## To be done
Print each line of the listing once more, precisely as given.

** start **

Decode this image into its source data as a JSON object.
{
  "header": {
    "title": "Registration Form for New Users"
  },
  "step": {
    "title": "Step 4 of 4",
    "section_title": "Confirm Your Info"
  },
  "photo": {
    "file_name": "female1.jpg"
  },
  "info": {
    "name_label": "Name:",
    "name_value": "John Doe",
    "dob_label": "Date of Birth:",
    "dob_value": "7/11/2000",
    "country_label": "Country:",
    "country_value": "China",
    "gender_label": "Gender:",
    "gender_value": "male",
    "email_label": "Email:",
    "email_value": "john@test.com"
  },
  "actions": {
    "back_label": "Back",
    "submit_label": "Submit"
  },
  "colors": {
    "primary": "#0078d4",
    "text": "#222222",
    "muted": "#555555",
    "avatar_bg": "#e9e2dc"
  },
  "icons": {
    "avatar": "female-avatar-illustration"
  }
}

** end **

## Exercise solution
Decode this image into its source data as a JSON object.
{
  "header": {
    "title": "Registration Form for New Users"
  },
  "step": {
    "title": "Step 4 of 4",
    "section_title": "Confirm Your Info"
  },
  "photo": {
    "file_name": "female1.jpg"
  },
  "info": {
    "name_label": "Name:",
    "name_value": "John Doe",
    "dob_label": "Date of Birth:",
    "dob_value": "7/11/2000",
    "country_label": "Country:",
    "country_value": "China",
    "gender_label": "Gender:",
    "gender_value": "male",
    "email_label": "Email:",
    "email_value": "john@test.com"
  },
  "actions": {
    "back_label": "Back",
    "submit_label": "Submit"
  },
  "colors": {
    "primary": "#0078d4",
    "text": "#222222",
    "muted": "#555555",
    "avatar_bg": "#e9e2dc"
  },
  "icons": {
    "avatar": "female-avatar-illustration"
  }
}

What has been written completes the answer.